> **Goal**
Extract each line of the records below that contains the word "structured".
* start Material for this task *
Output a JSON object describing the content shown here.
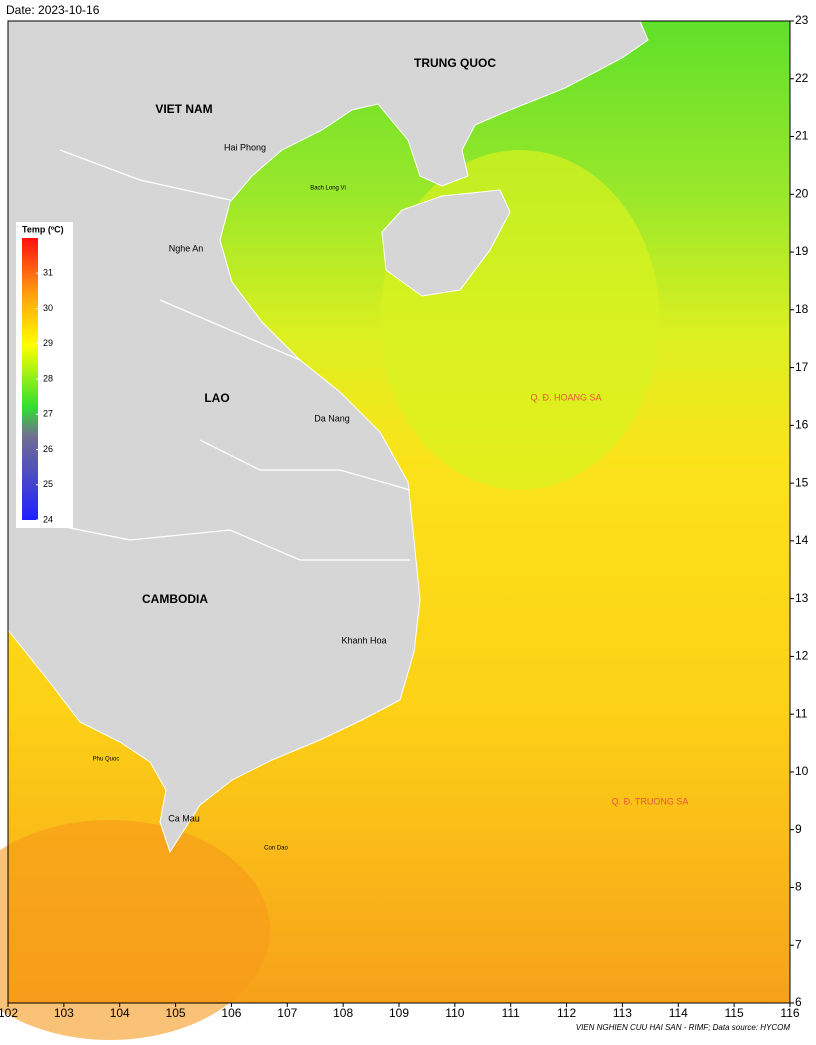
{
  "date_label": "Date: 2023-10-16",
  "axes": {
    "xlim": [
      102,
      116
    ],
    "ylim": [
      6,
      23
    ],
    "xticks": [
      102,
      103,
      104,
      105,
      106,
      107,
      108,
      109,
      110,
      111,
      112,
      113,
      114,
      115,
      116
    ],
    "yticks": [
      6,
      7,
      8,
      9,
      10,
      11,
      12,
      13,
      14,
      15,
      16,
      17,
      18,
      19,
      20,
      21,
      22,
      23
    ]
  },
  "legend": {
    "title": "Temp (ºC)",
    "lim": [
      24,
      32
    ],
    "ticks": [
      24,
      25,
      26,
      27,
      28,
      29,
      30,
      31
    ]
  },
  "places": [
    {
      "label": "TRUNG QUOC"
    },
    {
      "label": "VIET NAM"
    },
    {
      "label": "Hai Phong"
    },
    {
      "label": "Bach Long Vi"
    },
    {
      "label": "Nghe An"
    },
    {
      "label": "LAO"
    },
    {
      "label": "Da Nang"
    },
    {
      "label": "CAMBODIA"
    },
    {
      "label": "Khanh Hoa"
    },
    {
      "label": "Phu Quoc"
    },
    {
      "label": "Ca Mau"
    },
    {
      "label": "Con Dao"
    },
    {
      "label": "Q. Đ. HOANG SA"
    },
    {
      "label": "Q. Đ. TRUONG SA"
    }
  ],
  "credit": "VIEN NGHIEN CUU HAI SAN - RIMF; Data source: HYCOM"
}
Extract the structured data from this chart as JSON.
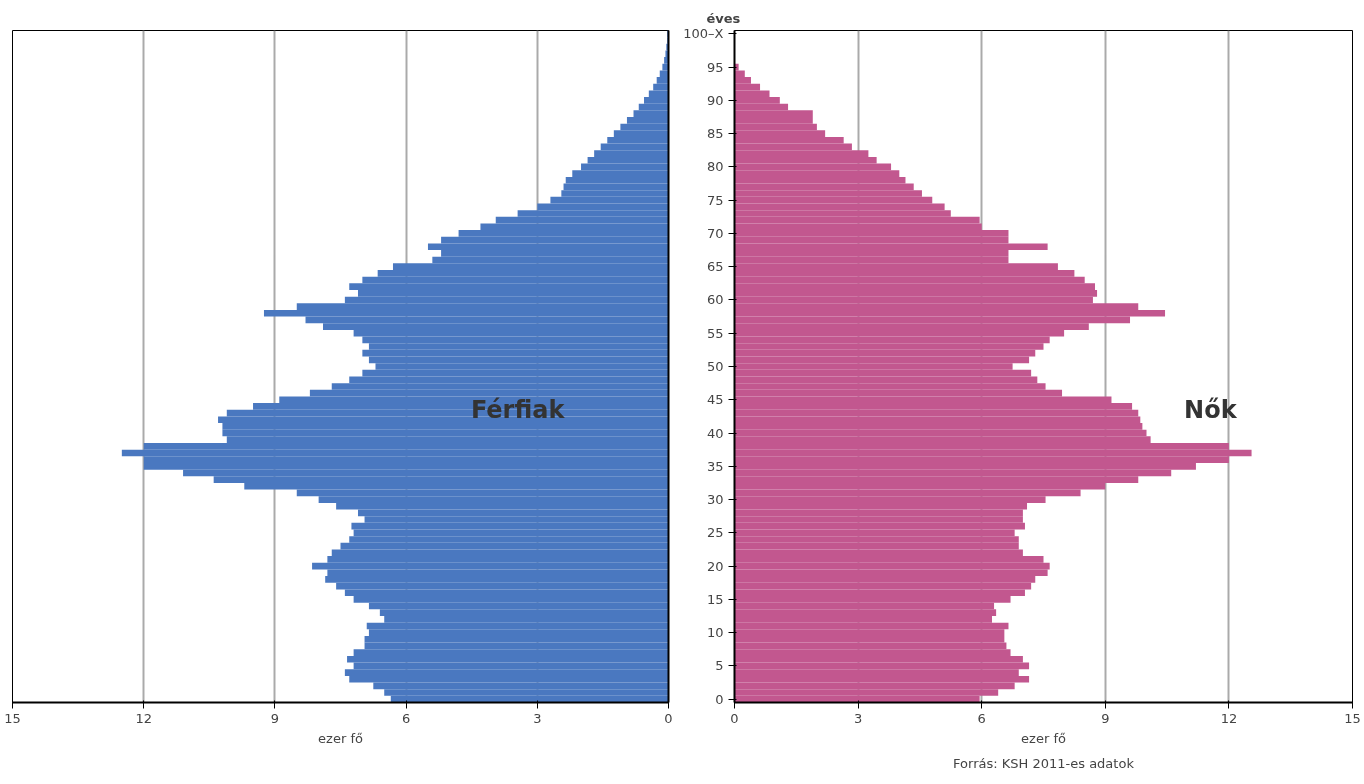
{
  "chart_data": [
    {
      "type": "bar",
      "orientation": "horizontal",
      "xlabel": "ezer fő",
      "tick_labels": "x",
      "grid": "x",
      "categories": [
        null,
        null,
        null,
        null,
        null,
        null,
        null,
        null,
        null,
        null,
        null,
        null,
        null,
        null,
        null,
        null,
        null,
        null,
        null,
        null,
        null,
        null,
        null,
        null,
        null,
        null,
        null,
        null,
        null,
        null,
        null,
        null,
        null,
        null,
        null,
        null,
        null,
        null,
        null,
        null,
        null,
        null,
        null,
        null,
        null,
        null,
        null,
        null,
        null,
        null,
        null,
        null,
        null,
        null,
        null,
        null,
        null,
        null,
        null,
        null,
        null,
        null,
        null,
        null,
        null,
        null,
        null,
        null,
        null,
        null,
        null,
        null,
        null,
        null,
        null,
        null,
        null,
        null,
        null,
        null,
        null,
        null,
        null,
        null,
        null,
        null,
        null,
        null,
        null,
        null,
        null,
        null,
        null,
        null,
        null,
        null,
        null,
        null,
        null,
        null,
        null
      ],
      "xlim": [
        15,
        0
      ],
      "xticks": [
        15,
        12,
        9,
        6,
        3,
        0
      ],
      "series": [
        {
          "name": "Férfiak",
          "color": "#4a78c0",
          "values": [
            0.03,
            0.03,
            0.05,
            0.07,
            0.1,
            0.14,
            0.2,
            0.27,
            0.35,
            0.45,
            0.56,
            0.68,
            0.8,
            0.95,
            1.1,
            1.25,
            1.4,
            1.55,
            1.7,
            1.85,
            2.0,
            2.2,
            2.35,
            2.4,
            2.45,
            2.7,
            3.0,
            3.45,
            3.95,
            4.3,
            4.8,
            5.2,
            5.5,
            5.2,
            5.4,
            6.3,
            6.65,
            7.0,
            7.3,
            7.1,
            7.4,
            8.5,
            9.25,
            8.3,
            7.9,
            7.2,
            7.0,
            6.85,
            7.0,
            6.85,
            6.7,
            7.0,
            7.3,
            7.7,
            8.2,
            8.9,
            9.5,
            10.1,
            10.3,
            10.2,
            10.2,
            10.1,
            12.0,
            12.5,
            12.0,
            12.0,
            11.1,
            10.4,
            9.7,
            8.5,
            8.0,
            7.6,
            7.1,
            6.95,
            7.25,
            7.2,
            7.3,
            7.5,
            7.7,
            7.8,
            8.15,
            7.8,
            7.85,
            7.6,
            7.4,
            7.2,
            6.85,
            6.6,
            6.5,
            6.9,
            6.85,
            6.95,
            6.95,
            7.2,
            7.35,
            7.2,
            7.4,
            7.3,
            6.75,
            6.5,
            6.35
          ]
        }
      ]
    },
    {
      "type": "bar",
      "orientation": "horizontal",
      "xlabel": "ezer fő",
      "ylabel": "éves",
      "grid": "x",
      "annotations": [
        "Forrás: KSH 2011-es adatok"
      ],
      "categories": [
        "100–X",
        null,
        null,
        null,
        null,
        "95",
        null,
        null,
        null,
        null,
        "90",
        null,
        null,
        null,
        null,
        "85",
        null,
        null,
        null,
        null,
        "80",
        null,
        null,
        null,
        null,
        "75",
        null,
        null,
        null,
        null,
        "70",
        null,
        null,
        null,
        null,
        "65",
        null,
        null,
        null,
        null,
        "60",
        null,
        null,
        null,
        null,
        "55",
        null,
        null,
        null,
        null,
        "50",
        null,
        null,
        null,
        null,
        "45",
        null,
        null,
        null,
        null,
        "40",
        null,
        null,
        null,
        null,
        "35",
        null,
        null,
        null,
        null,
        "30",
        null,
        null,
        null,
        null,
        "25",
        null,
        null,
        null,
        null,
        "20",
        null,
        null,
        null,
        null,
        "15",
        null,
        null,
        null,
        null,
        "10",
        null,
        null,
        null,
        null,
        "5",
        null,
        null,
        null,
        null,
        "0"
      ],
      "xlim": [
        0,
        15
      ],
      "xticks": [
        0,
        3,
        6,
        9,
        12,
        15
      ],
      "series": [
        {
          "name": "Nők",
          "color": "#c2578f",
          "values": [
            null,
            null,
            null,
            null,
            null,
            0.1,
            0.25,
            0.4,
            0.62,
            0.85,
            1.1,
            1.3,
            1.9,
            1.9,
            2.0,
            2.2,
            2.65,
            2.85,
            3.25,
            3.45,
            3.8,
            4.0,
            4.15,
            4.35,
            4.55,
            4.8,
            5.1,
            5.25,
            5.95,
            6.0,
            6.65,
            6.65,
            7.6,
            6.65,
            6.65,
            7.85,
            8.25,
            8.5,
            8.75,
            8.8,
            8.7,
            9.8,
            10.45,
            9.6,
            8.6,
            8.0,
            7.65,
            7.5,
            7.3,
            7.15,
            6.75,
            7.2,
            7.35,
            7.55,
            7.95,
            9.15,
            9.65,
            9.8,
            9.85,
            9.9,
            10.0,
            10.1,
            12.0,
            12.55,
            12.0,
            11.2,
            10.6,
            9.8,
            9.0,
            8.4,
            7.55,
            7.1,
            7.0,
            7.0,
            7.05,
            6.8,
            6.9,
            6.9,
            7.0,
            7.5,
            7.65,
            7.6,
            7.3,
            7.2,
            7.05,
            6.7,
            6.3,
            6.35,
            6.25,
            6.65,
            6.55,
            6.55,
            6.6,
            6.7,
            7.0,
            7.15,
            6.9,
            7.15,
            6.8,
            6.4,
            5.95
          ]
        }
      ]
    }
  ]
}
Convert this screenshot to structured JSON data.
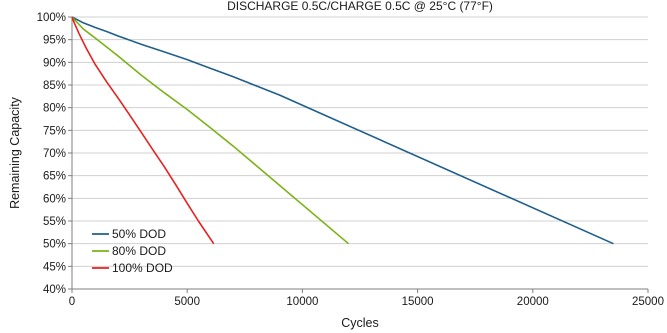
{
  "chart_data": {
    "type": "line",
    "title": "DISCHARGE 0.5C/CHARGE 0.5C @ 25°C (77°F)",
    "xlabel": "Cycles",
    "ylabel": "Remaining Capacity",
    "xlim": [
      0,
      25000
    ],
    "ylim": [
      40,
      100
    ],
    "x_ticks": [
      0,
      5000,
      10000,
      15000,
      20000,
      25000
    ],
    "x_tick_labels": [
      "0",
      "5000",
      "10000",
      "15000",
      "20000",
      "25000"
    ],
    "y_ticks": [
      40,
      45,
      50,
      55,
      60,
      65,
      70,
      75,
      80,
      85,
      90,
      95,
      100
    ],
    "y_tick_labels": [
      "40%",
      "45%",
      "50%",
      "55%",
      "60%",
      "65%",
      "70%",
      "75%",
      "80%",
      "85%",
      "90%",
      "95%",
      "100%"
    ],
    "grid": "horizontal",
    "legend_position": "bottom-left",
    "series": [
      {
        "name": "50% DOD",
        "color": "#1f5f8b",
        "x": [
          0,
          500,
          1000,
          1500,
          2000,
          3000,
          4000,
          5000,
          6000,
          7000,
          8000,
          9000,
          23500
        ],
        "y": [
          100,
          98.7,
          97.7,
          96.8,
          95.8,
          94.0,
          92.3,
          90.6,
          88.7,
          86.8,
          84.8,
          82.8,
          50
        ]
      },
      {
        "name": "80% DOD",
        "color": "#7ab317",
        "x": [
          0,
          500,
          1000,
          2000,
          3000,
          4000,
          5000,
          6000,
          7000,
          12000
        ],
        "y": [
          100,
          97.3,
          95.4,
          91.4,
          87.2,
          83.3,
          79.6,
          75.6,
          71.5,
          50
        ]
      },
      {
        "name": "100% DOD",
        "color": "#e82020",
        "x": [
          0,
          100,
          300,
          600,
          1000,
          1500,
          2000,
          2500,
          3000,
          3500,
          4000,
          4500,
          5000,
          5500,
          6150
        ],
        "y": [
          100,
          98.7,
          96.4,
          93.3,
          89.6,
          85.7,
          82.1,
          78.4,
          74.6,
          70.8,
          67.0,
          63.0,
          58.9,
          54.9,
          50
        ]
      }
    ]
  }
}
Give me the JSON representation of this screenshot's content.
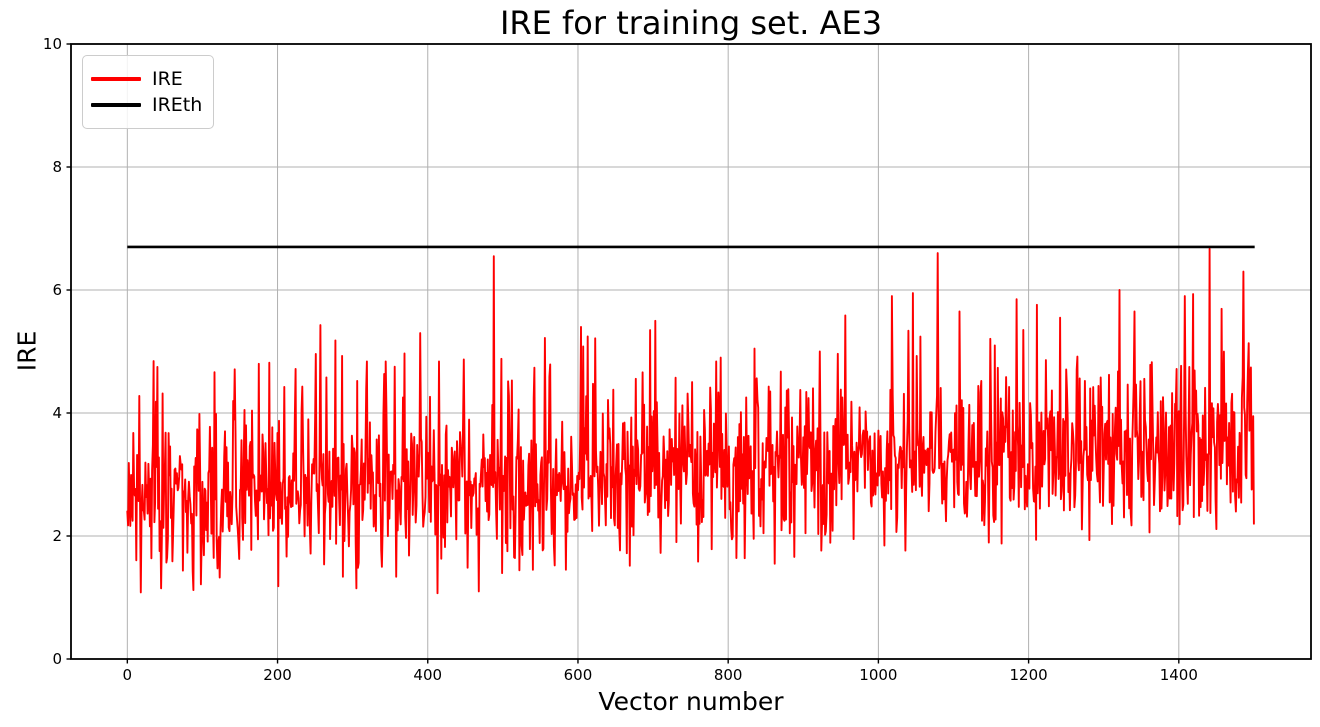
* end Material for this task *
> **Problem solution**
Extract the structured data from this chart as JSON.
Convert this screenshot to structured JSON data.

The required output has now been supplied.